■ **PROBLEM STATEMENT**
List each line holding the string "name".

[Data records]
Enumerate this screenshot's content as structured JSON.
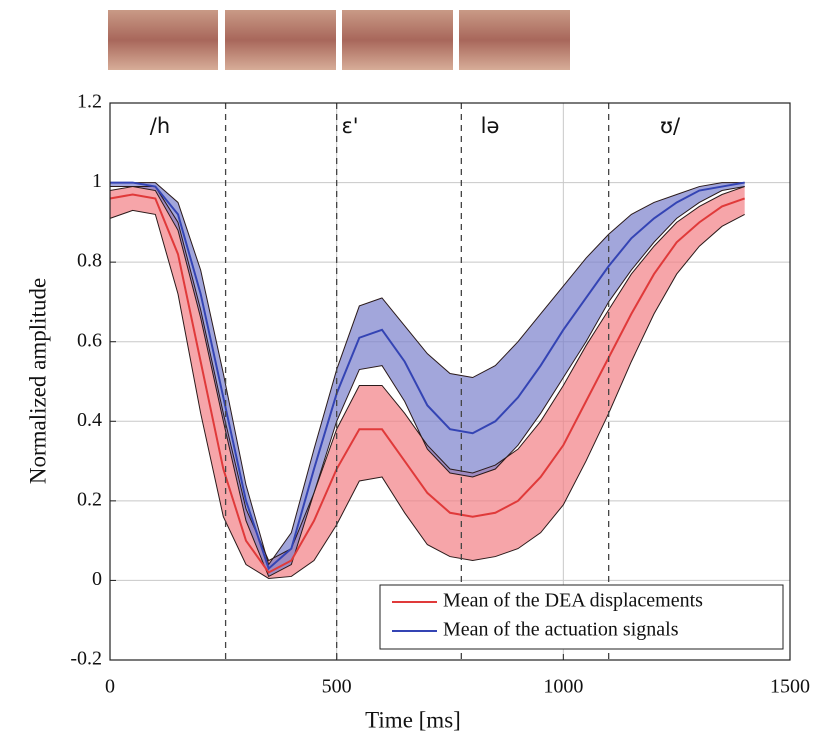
{
  "chart_data": {
    "type": "band-line",
    "xlabel": "Time [ms]",
    "ylabel": "Normalized amplitude",
    "x": [
      0,
      50,
      100,
      150,
      200,
      250,
      300,
      350,
      400,
      450,
      500,
      550,
      600,
      650,
      700,
      750,
      800,
      850,
      900,
      950,
      1000,
      1050,
      1100,
      1150,
      1200,
      1250,
      1300,
      1350,
      1400
    ],
    "series": [
      {
        "name": "Mean of the DEA displacements",
        "color": "#e03a3a",
        "values": [
          0.96,
          0.97,
          0.96,
          0.82,
          0.55,
          0.28,
          0.1,
          0.02,
          0.05,
          0.15,
          0.28,
          0.38,
          0.38,
          0.3,
          0.22,
          0.17,
          0.16,
          0.17,
          0.2,
          0.26,
          0.34,
          0.45,
          0.56,
          0.67,
          0.77,
          0.85,
          0.9,
          0.94,
          0.96
        ],
        "band_color": "#f27f85",
        "upper": [
          0.98,
          0.99,
          0.99,
          0.9,
          0.68,
          0.42,
          0.18,
          0.05,
          0.08,
          0.22,
          0.38,
          0.49,
          0.49,
          0.42,
          0.34,
          0.28,
          0.27,
          0.29,
          0.33,
          0.4,
          0.49,
          0.59,
          0.68,
          0.77,
          0.84,
          0.9,
          0.94,
          0.97,
          0.99
        ],
        "lower": [
          0.91,
          0.93,
          0.92,
          0.72,
          0.42,
          0.16,
          0.04,
          0.005,
          0.01,
          0.05,
          0.14,
          0.25,
          0.26,
          0.17,
          0.09,
          0.06,
          0.05,
          0.06,
          0.08,
          0.12,
          0.19,
          0.3,
          0.42,
          0.55,
          0.67,
          0.77,
          0.84,
          0.89,
          0.92
        ]
      },
      {
        "name": "Mean of the actuation signals",
        "color": "#3444b4",
        "values": [
          1.0,
          1.0,
          0.99,
          0.92,
          0.72,
          0.46,
          0.2,
          0.03,
          0.08,
          0.28,
          0.47,
          0.61,
          0.63,
          0.55,
          0.44,
          0.38,
          0.37,
          0.4,
          0.46,
          0.54,
          0.63,
          0.71,
          0.79,
          0.86,
          0.91,
          0.95,
          0.98,
          0.99,
          1.0
        ],
        "band_color": "#7a80cc",
        "upper": [
          1.0,
          1.0,
          1.0,
          0.95,
          0.78,
          0.52,
          0.24,
          0.04,
          0.12,
          0.33,
          0.53,
          0.69,
          0.71,
          0.64,
          0.57,
          0.52,
          0.51,
          0.54,
          0.6,
          0.67,
          0.74,
          0.81,
          0.87,
          0.92,
          0.95,
          0.97,
          0.99,
          1.0,
          1.0
        ],
        "lower": [
          0.99,
          0.99,
          0.98,
          0.88,
          0.66,
          0.4,
          0.15,
          0.01,
          0.04,
          0.22,
          0.4,
          0.53,
          0.54,
          0.45,
          0.33,
          0.27,
          0.26,
          0.28,
          0.34,
          0.42,
          0.51,
          0.6,
          0.7,
          0.78,
          0.85,
          0.91,
          0.95,
          0.98,
          0.99
        ]
      }
    ],
    "markers": [
      255,
      500,
      775,
      1100
    ],
    "phonemes": [
      "/h",
      "ɛ'",
      "lə",
      "ʊ/"
    ],
    "xlim": [
      0,
      1500
    ],
    "xticks": [
      0,
      500,
      1000,
      1500
    ],
    "ylim": [
      -0.2,
      1.2
    ],
    "yticks": [
      -0.2,
      0,
      0.2,
      0.4,
      0.6,
      0.8,
      1,
      1.2
    ],
    "grid": true,
    "legend": "lower right"
  }
}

■ **COMPLETED EXERCISE**
        "name": "Mean of the DEA displacements",
        "name": "Mean of the actuation signals",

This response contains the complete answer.